TASK REQUIREMENTS: All of the data needs to be repeated exactly.

Collected data entries:
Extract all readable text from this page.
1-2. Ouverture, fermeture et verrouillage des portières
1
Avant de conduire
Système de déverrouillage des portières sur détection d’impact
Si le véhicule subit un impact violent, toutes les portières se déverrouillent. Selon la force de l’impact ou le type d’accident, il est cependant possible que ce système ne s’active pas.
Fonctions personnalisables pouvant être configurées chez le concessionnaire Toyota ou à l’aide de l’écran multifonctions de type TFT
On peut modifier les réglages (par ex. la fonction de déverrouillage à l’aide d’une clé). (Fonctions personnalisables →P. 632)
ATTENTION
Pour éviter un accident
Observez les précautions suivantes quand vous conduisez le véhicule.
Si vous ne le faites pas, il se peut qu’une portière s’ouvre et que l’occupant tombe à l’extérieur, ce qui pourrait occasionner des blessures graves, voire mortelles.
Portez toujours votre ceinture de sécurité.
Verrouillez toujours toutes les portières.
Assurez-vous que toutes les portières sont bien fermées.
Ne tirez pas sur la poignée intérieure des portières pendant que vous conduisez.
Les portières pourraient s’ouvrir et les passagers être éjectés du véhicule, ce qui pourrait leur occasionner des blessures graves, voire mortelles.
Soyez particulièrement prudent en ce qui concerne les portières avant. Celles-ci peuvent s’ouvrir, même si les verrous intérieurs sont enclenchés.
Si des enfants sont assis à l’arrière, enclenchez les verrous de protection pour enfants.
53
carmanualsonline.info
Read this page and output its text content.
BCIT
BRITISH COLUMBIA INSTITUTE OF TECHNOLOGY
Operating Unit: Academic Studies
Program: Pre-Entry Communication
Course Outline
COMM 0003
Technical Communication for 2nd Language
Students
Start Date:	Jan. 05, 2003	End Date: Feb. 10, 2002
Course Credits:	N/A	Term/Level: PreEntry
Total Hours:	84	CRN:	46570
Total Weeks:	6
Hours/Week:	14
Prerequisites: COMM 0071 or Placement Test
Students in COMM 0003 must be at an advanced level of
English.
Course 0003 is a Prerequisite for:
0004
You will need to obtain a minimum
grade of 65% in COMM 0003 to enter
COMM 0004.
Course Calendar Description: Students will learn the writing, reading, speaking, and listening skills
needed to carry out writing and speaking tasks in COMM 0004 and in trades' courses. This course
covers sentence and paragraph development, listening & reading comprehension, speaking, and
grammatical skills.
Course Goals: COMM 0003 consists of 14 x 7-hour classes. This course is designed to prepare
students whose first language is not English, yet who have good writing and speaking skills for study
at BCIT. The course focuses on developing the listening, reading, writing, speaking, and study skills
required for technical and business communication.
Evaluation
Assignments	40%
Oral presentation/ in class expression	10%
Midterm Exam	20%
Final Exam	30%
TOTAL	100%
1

FULL OUTPUT:
Extract all readable text from this page.
1-2. Ouverture, fermeture et verrouillage des portières
1
Avant de conduire
Système de déverrouillage des portières sur détection d’impact
Si le véhicule subit un impact violent, toutes les portières se déverrouillent. Selon la force de l’impact ou le type d’accident, il est cependant possible que ce système ne s’active pas.
Fonctions personnalisables pouvant être configurées chez le concessionnaire Toyota ou à l’aide de l’écran multifonctions de type TFT
On peut modifier les réglages (par ex. la fonction de déverrouillage à l’aide d’une clé). (Fonctions personnalisables →P. 632)
ATTENTION
Pour éviter un accident
Observez les précautions suivantes quand vous conduisez le véhicule.
Si vous ne le faites pas, il se peut qu’une portière s’ouvre et que l’occupant tombe à l’extérieur, ce qui pourrait occasionner des blessures graves, voire mortelles.
Portez toujours votre ceinture de sécurité.
Verrouillez toujours toutes les portières.
Assurez-vous que toutes les portières sont bien fermées.
Ne tirez pas sur la poignée intérieure des portières pendant que vous conduisez.
Les portières pourraient s’ouvrir et les passagers être éjectés du véhicule, ce qui pourrait leur occasionner des blessures graves, voire mortelles.
Soyez particulièrement prudent en ce qui concerne les portières avant. Celles-ci peuvent s’ouvrir, même si les verrous intérieurs sont enclenchés.
Si des enfants sont assis à l’arrière, enclenchez les verrous de protection pour enfants.
53
carmanualsonline.info
Read this page and output its text content.
BCIT
BRITISH COLUMBIA INSTITUTE OF TECHNOLOGY
Operating Unit: Academic Studies
Program: Pre-Entry Communication
Course Outline
COMM 0003
Technical Communication for 2nd Language
Students
Start Date:	Jan. 05, 2003	End Date: Feb. 10, 2002
Course Credits:	N/A	Term/Level: PreEntry
Total Hours:	84	CRN:	46570
Total Weeks:	6
Hours/Week:	14
Prerequisites: COMM 0071 or Placement Test
Students in COMM 0003 must be at an advanced level of
English.
Course 0003 is a Prerequisite for:
0004
You will need to obtain a minimum
grade of 65% in COMM 0003 to enter
COMM 0004.
Course Calendar Description: Students will learn the writing, reading, speaking, and listening skills
needed to carry out writing and speaking tasks in COMM 0004 and in trades' courses. This course
covers sentence and paragraph development, listening & reading comprehension, speaking, and
grammatical skills.
Course Goals: COMM 0003 consists of 14 x 7-hour classes. This course is designed to prepare
students whose first language is not English, yet who have good writing and speaking skills for study
at BCIT. The course focuses on developing the listening, reading, writing, speaking, and study skills
required for technical and business communication.
Evaluation
Assignments	40%
Oral presentation/ in class expression	10%
Midterm Exam	20%
Final Exam	30%
TOTAL	100%
1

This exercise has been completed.